→ **TASK INSTRUCTIONS**:
Below are some records: retype them all exactly, but not the pictures.

Data entries
++++

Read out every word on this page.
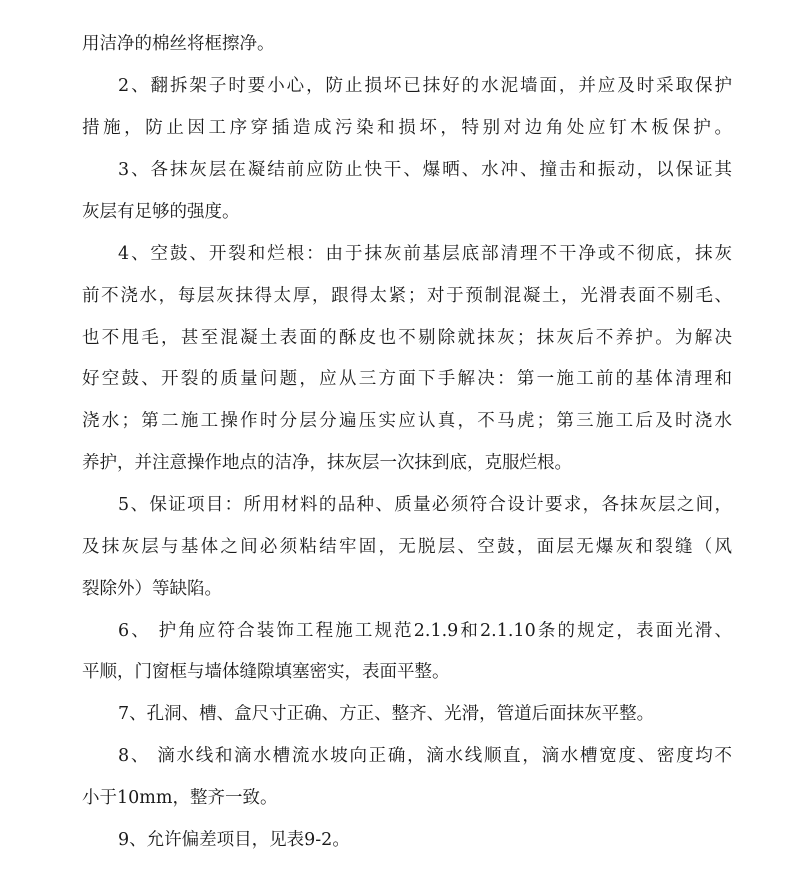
用洁净的棉丝将框擦净。
2、翻拆架子时要小心，防止损坏已抹好的水泥墙面，并应及时采取保护
措施，防止因工序穿插造成污染和损坏，特别对边角处应钉木板保护。
3、各抹灰层在凝结前应防止快干、爆晒、水冲、撞击和振动，以保证其
灰层有足够的强度。
4、空鼓、开裂和烂根：由于抹灰前基层底部清理不干净或不彻底，抹灰
前不浇水，每层灰抹得太厚，跟得太紧；对于预制混凝土，光滑表面不剔毛、
也不甩毛，甚至混凝土表面的酥皮也不剔除就抹灰；抹灰后不养护。为解决
好空鼓、开裂的质量问题，应从三方面下手解决：第一施工前的基体清理和
浇水；第二施工操作时分层分遍压实应认真，不马虎；第三施工后及时浇水
养护，并注意操作地点的洁净，抹灰层一次抹到底，克服烂根。
5、保证项目：所用材料的品种、质量必须符合设计要求，各抹灰层之间，
及抹灰层与基体之间必须粘结牢固，无脱层、空鼓，面层无爆灰和裂缝（风
裂除外）等缺陷。
6、 护角应符合装饰工程施工规范2.1.9和2.1.10条的规定，表面光滑、
平顺，门窗框与墙体缝隙填塞密实，表面平整。
7、孔洞、槽、盒尺寸正确、方正、整齐、光滑，管道后面抹灰平整。
8、 滴水线和滴水槽流水坡向正确，滴水线顺直，滴水槽宽度、密度均不
小于10mm，整齐一致。
9、允许偏差项目，见表9-2。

++++

→ **SOLVED PROBLEM**:
Read out every word on this page.
用洁净的棉丝将框擦净。
2、翻拆架子时要小心，防止损坏已抹好的水泥墙面，并应及时采取保护
措施，防止因工序穿插造成污染和损坏，特别对边角处应钉木板保护。
3、各抹灰层在凝结前应防止快干、爆晒、水冲、撞击和振动，以保证其
灰层有足够的强度。
4、空鼓、开裂和烂根：由于抹灰前基层底部清理不干净或不彻底，抹灰
前不浇水，每层灰抹得太厚，跟得太紧；对于预制混凝土，光滑表面不剔毛、
也不甩毛，甚至混凝土表面的酥皮也不剔除就抹灰；抹灰后不养护。为解决
好空鼓、开裂的质量问题，应从三方面下手解决：第一施工前的基体清理和
浇水；第二施工操作时分层分遍压实应认真，不马虎；第三施工后及时浇水
养护，并注意操作地点的洁净，抹灰层一次抹到底，克服烂根。
5、保证项目：所用材料的品种、质量必须符合设计要求，各抹灰层之间，
及抹灰层与基体之间必须粘结牢固，无脱层、空鼓，面层无爆灰和裂缝（风
裂除外）等缺陷。
6、 护角应符合装饰工程施工规范2.1.9和2.1.10条的规定，表面光滑、
平顺，门窗框与墙体缝隙填塞密实，表面平整。
7、孔洞、槽、盒尺寸正确、方正、整齐、光滑，管道后面抹灰平整。
8、 滴水线和滴水槽流水坡向正确，滴水线顺直，滴水槽宽度、密度均不
小于10mm，整齐一致。
9、允许偏差项目，见表9-2。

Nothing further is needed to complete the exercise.